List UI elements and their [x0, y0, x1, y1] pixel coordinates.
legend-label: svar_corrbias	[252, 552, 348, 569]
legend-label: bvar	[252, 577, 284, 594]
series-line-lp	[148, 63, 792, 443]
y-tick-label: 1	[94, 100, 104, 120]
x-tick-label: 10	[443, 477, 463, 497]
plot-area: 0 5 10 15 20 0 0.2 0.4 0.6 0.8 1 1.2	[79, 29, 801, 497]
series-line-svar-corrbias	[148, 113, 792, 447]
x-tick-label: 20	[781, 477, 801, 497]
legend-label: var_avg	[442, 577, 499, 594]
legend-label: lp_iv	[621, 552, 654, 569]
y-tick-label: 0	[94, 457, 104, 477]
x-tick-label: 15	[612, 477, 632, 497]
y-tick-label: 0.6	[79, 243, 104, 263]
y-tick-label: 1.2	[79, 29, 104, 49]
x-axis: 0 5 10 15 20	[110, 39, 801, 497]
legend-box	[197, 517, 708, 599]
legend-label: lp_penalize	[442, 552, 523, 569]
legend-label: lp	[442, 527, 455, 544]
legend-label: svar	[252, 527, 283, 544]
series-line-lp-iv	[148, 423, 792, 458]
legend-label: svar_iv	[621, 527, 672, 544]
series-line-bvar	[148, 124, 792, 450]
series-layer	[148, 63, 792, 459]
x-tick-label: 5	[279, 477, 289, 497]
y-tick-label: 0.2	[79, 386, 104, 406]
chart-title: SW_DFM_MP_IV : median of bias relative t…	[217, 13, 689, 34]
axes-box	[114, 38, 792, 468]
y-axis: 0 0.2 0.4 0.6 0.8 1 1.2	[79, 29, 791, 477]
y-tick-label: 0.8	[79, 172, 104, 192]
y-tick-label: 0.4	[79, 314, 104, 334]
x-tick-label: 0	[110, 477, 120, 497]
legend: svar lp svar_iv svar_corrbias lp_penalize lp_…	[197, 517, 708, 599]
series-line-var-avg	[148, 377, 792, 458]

+===+

### What to do
Please copy the listing above line for line, with no changes.

### Completed exercise
List UI elements and their [x0, y0, x1, y1] pixel coordinates.
legend-label: svar_corrbias	[252, 552, 348, 569]
legend-label: bvar	[252, 577, 284, 594]
series-line-lp	[148, 63, 792, 443]
y-tick-label: 1	[94, 100, 104, 120]
x-tick-label: 10	[443, 477, 463, 497]
plot-area: 0 5 10 15 20 0 0.2 0.4 0.6 0.8 1 1.2	[79, 29, 801, 497]
series-line-svar-corrbias	[148, 113, 792, 447]
x-tick-label: 20	[781, 477, 801, 497]
legend-label: var_avg	[442, 577, 499, 594]
legend-label: lp_iv	[621, 552, 654, 569]
y-tick-label: 0	[94, 457, 104, 477]
x-tick-label: 15	[612, 477, 632, 497]
y-tick-label: 0.6	[79, 243, 104, 263]
y-tick-label: 1.2	[79, 29, 104, 49]
x-axis: 0 5 10 15 20	[110, 39, 801, 497]
legend-box	[197, 517, 708, 599]
legend-label: lp_penalize	[442, 552, 523, 569]
legend-label: lp	[442, 527, 455, 544]
legend-label: svar	[252, 527, 283, 544]
series-line-lp-iv	[148, 423, 792, 458]
legend-label: svar_iv	[621, 527, 672, 544]
series-line-bvar	[148, 124, 792, 450]
series-layer	[148, 63, 792, 459]
x-tick-label: 5	[279, 477, 289, 497]
y-tick-label: 0.2	[79, 386, 104, 406]
chart-title: SW_DFM_MP_IV : median of bias relative t…	[217, 13, 689, 34]
axes-box	[114, 38, 792, 468]
y-axis: 0 0.2 0.4 0.6 0.8 1 1.2	[79, 29, 791, 477]
y-tick-label: 0.8	[79, 172, 104, 192]
y-tick-label: 0.4	[79, 314, 104, 334]
x-tick-label: 0	[110, 477, 120, 497]
legend: svar lp svar_iv svar_corrbias lp_penalize lp_…	[197, 517, 708, 599]
series-line-var-avg	[148, 377, 792, 458]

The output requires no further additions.